PROBLEM DETAILS: In the records below, tally every line containing "title". Report only the total.

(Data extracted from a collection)
•••••
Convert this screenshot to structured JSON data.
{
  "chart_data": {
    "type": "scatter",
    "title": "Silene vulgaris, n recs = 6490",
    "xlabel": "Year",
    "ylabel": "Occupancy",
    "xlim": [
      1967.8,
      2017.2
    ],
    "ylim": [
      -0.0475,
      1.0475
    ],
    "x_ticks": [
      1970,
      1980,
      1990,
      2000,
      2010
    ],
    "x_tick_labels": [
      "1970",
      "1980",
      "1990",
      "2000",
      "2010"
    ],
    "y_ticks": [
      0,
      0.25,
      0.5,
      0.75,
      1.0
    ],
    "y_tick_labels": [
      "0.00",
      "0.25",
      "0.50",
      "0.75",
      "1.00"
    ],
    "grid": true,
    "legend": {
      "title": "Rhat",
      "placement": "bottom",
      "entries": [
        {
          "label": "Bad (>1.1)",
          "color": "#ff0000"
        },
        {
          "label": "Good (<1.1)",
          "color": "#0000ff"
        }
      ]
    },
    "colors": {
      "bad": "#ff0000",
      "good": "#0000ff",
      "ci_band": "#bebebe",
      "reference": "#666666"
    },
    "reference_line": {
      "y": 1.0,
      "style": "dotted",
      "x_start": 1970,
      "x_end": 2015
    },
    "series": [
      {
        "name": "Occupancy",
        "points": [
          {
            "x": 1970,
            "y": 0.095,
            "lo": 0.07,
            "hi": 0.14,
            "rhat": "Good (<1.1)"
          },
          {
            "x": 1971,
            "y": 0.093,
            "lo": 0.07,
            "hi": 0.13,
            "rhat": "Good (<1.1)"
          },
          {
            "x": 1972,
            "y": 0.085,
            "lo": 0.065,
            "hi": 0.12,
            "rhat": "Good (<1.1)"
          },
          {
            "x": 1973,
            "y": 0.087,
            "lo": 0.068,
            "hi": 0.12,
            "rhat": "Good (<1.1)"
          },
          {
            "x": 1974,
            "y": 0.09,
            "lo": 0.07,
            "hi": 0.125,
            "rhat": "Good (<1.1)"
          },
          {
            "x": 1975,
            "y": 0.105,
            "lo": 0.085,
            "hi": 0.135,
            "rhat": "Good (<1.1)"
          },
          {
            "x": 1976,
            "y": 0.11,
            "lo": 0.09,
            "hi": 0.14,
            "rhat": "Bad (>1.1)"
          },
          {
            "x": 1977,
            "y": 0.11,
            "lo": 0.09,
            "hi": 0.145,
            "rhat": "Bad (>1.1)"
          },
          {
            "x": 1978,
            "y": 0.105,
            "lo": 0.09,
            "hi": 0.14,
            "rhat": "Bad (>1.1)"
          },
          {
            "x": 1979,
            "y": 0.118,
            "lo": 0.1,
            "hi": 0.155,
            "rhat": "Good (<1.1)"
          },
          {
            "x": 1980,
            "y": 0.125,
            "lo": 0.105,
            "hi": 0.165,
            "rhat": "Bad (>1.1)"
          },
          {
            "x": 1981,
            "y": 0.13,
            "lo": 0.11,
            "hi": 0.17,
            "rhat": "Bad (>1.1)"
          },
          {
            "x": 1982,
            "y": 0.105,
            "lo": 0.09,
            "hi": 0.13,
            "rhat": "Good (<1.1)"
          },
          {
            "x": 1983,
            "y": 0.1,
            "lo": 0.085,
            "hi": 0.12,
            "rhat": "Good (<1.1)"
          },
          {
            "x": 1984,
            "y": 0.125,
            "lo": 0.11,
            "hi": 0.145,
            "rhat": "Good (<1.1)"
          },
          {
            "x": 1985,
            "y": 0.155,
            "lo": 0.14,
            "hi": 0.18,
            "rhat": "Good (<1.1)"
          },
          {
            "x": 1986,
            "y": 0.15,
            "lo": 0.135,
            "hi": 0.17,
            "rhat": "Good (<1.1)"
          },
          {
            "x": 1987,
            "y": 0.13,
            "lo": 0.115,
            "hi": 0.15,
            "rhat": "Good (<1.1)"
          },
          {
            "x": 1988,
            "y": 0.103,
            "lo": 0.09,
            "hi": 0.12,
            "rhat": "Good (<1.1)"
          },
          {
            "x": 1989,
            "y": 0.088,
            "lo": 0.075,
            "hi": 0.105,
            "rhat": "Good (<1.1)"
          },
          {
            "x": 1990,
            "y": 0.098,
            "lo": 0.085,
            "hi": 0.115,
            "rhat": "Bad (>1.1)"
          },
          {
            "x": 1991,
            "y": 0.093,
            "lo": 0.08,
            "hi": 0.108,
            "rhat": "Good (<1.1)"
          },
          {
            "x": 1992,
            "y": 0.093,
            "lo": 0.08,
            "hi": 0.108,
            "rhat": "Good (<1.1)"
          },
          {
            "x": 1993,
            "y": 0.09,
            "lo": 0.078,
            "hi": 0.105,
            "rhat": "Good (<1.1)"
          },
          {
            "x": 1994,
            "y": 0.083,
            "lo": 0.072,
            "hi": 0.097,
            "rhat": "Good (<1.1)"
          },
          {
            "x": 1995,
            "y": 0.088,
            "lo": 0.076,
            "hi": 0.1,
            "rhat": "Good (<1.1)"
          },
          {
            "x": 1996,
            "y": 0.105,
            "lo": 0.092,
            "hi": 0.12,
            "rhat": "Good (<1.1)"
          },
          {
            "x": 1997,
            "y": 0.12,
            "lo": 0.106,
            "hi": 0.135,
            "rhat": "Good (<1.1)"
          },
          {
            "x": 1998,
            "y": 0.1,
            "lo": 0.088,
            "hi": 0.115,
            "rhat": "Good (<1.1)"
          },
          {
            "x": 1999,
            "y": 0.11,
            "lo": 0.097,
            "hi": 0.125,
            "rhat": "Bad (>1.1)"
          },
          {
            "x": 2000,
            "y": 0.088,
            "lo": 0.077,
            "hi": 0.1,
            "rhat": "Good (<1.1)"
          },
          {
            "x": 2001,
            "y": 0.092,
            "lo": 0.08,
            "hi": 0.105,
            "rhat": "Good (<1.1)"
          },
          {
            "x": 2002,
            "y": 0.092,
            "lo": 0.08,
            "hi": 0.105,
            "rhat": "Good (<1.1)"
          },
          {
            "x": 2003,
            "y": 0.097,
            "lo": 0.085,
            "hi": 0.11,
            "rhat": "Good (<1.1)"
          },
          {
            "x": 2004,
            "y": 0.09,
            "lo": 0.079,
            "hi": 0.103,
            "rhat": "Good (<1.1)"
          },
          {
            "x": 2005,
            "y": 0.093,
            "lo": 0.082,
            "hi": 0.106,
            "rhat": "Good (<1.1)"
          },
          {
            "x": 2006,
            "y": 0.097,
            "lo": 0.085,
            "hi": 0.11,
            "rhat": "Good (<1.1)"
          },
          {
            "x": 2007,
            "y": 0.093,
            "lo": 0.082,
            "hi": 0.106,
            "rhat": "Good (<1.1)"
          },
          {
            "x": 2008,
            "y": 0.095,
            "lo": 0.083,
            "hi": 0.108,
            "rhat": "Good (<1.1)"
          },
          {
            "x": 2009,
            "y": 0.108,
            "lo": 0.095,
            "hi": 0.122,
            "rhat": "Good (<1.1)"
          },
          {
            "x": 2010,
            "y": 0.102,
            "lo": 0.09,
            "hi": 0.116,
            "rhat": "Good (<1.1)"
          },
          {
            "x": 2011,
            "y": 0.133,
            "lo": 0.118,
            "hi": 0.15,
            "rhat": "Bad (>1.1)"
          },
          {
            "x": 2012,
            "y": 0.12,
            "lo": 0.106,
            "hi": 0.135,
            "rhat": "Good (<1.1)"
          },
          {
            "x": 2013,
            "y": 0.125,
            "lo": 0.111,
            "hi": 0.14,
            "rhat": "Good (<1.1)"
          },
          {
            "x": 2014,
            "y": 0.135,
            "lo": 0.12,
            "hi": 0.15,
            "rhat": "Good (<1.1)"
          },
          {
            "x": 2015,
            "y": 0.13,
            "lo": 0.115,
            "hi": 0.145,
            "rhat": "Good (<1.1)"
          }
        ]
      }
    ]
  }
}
•••••
SOLUTION FOR THIS PROBLEM: 2